#### What to do
[a] In the article on the Preston New Road fracking appeal, change "four wells" to "four boreholes" and give everything from "The Communities Secretary, Sajid" down to "Lancashire County Council.".
[b] According to the article on the Preston New Road fracking appeal, how long did the public inquiry last before planning permission was granted?
[c] Carry on the article on the Preston New Road fracking appeal, starting after its last sentence.

#### Document
::::::::

Lawyers for the government today defended the decision to give the go-ahead to Cuadrilla’s Lancashire shale gas site and the UK’s first horizontal fracking wells.

They were responding to calls from a community group and anti-fracking campaigner for consent to be quashed for the operation at Preston New Road near Blackpool.

The Communities Secretary, Sajid Javid, granted planning permission in October 2016 to Cuadrilla to drill, frack and test four wells. This followed a 19-day public inquiry and overturned a refusal of consent by Lancashire County Council.

The Preston New Road Action Group (PNRAG) and campaigner, Gayzer Frackman, took two separate legal challenges to the Secretary of State’s decision, both of which were dismissed earlier this year by a High Court judge.

Yesterday at the Court of Appeal, Mr Frackman argued that the Secretary of State’s decision had failed to follow European law or the precautionary principle (see DrillOrDrop report). PNRAG argued that in reaching his decision the Secretary of State had misapplied local and national planning policy (see DrillOrDrop). The group also said there had also been an unfair procedure at the planning inquiry which had prejudiced its case.

Lawyers for the Secretary of State and Cuadrilla argued today that both appeals should be dismissed. Cuadrilla urged the three judges hearing the appeal to make a speedy decision.

Effects of fracking

Mr Frackman had argued that permission should not have been granted for Preston New Road because the EU directive on environmental impact assessments had not been complied with. His case was that the impacts of all cumulative and indirect effects of a development should be assessed as early as possible.

His barrister, Marc Willers QC, said Cuadrilla should have assessed the greenhouse gas emissions for any future gas production at Preston New Road. He said production was an “end product” of exploration.

David Elvin QC, for the Secretary of State, said greenhouse gas emissions of shale gas production would be taken into account in a future planning application. He said:

“The purpose of the exploration application is to assess the resource. If there are subsequent applications they will be assessed.”

Production, he said, was a separate project and the impacts could not be known at this stage.

Nathalie Lieven QC, for Cuadrilla, said knowledge, not gas production, was the end product of exploration. The company would learn about the likely scale of production, flow rates and volumes she said.

::::::::

#### Information provided
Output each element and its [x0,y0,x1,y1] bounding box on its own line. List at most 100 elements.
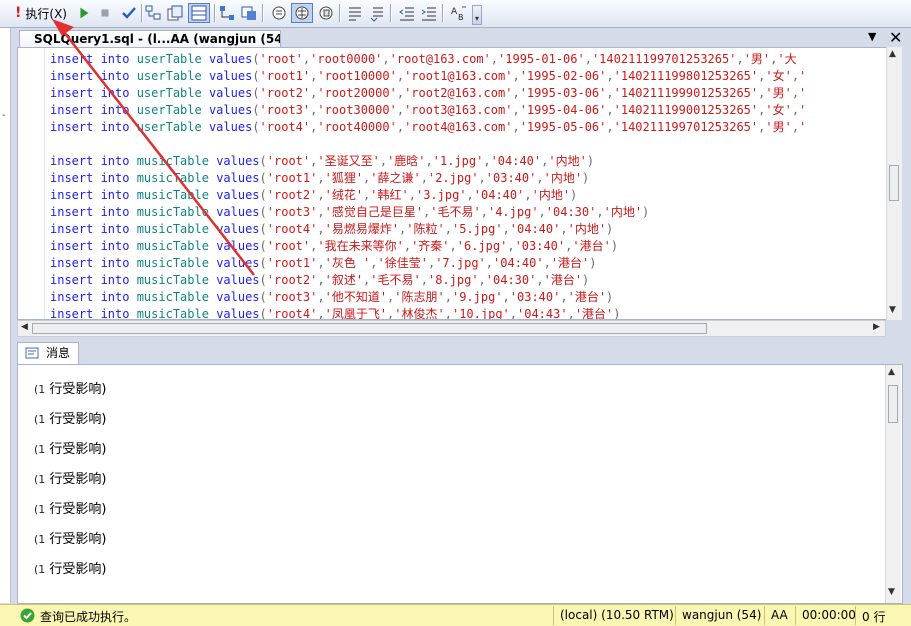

::::::::

#### Set of answers
[a]
The Communities Secretary, Sajid Javid, granted planning permission in October 2016 to Cuadrilla to drill, frack and test four boreholes. This followed a 19-day public inquiry and overturned a refusal of consent by Lancashire County Council.

[b] 19 days.

[c]
But Mr Willers, in his summing up, said there would be little difference between production and exploration at Preston New Road. He said the company would be producing gas during the three-years of extended flow tests.

“They will turn the gas off, apply for permission for production and if they get permission turn the tap back on.”

Mr Willers said Cuadrilla should also have assessed the greenhouse gas emissions during the extended flow testing phase when shale gas will be piped into the grid to be burned in homes and businesses.

Ms Lieven said that assessment had not been asked for by the county council or the planning inspector.

“Such an assessment is not legally required and cannot give rise to an error in law.”

It would be indistinguishable from existing gas, she said.

“In those circumstances there is no evidence that there will be any increase in gas usage by reason of the gas going into the gas network and therefore no evidence that the greenhouse gas emissions would increase one iota.”

She rejected the argument used by Mr Willers that the Committee on Climate Change (CCC) had said in a report that shale gas production must not lead to an increase in domestic gas consumption.

The CCC’s report was advice to government on policy about the compatibility of shale gas production at scale and the UK Climate Change Act targets, she said.

“It is not a legal text that needs to be satisfied in development control.”

Mr Willers said the court had an obligation under the EIA directive to correct the errors in the assessment on carbon footprint.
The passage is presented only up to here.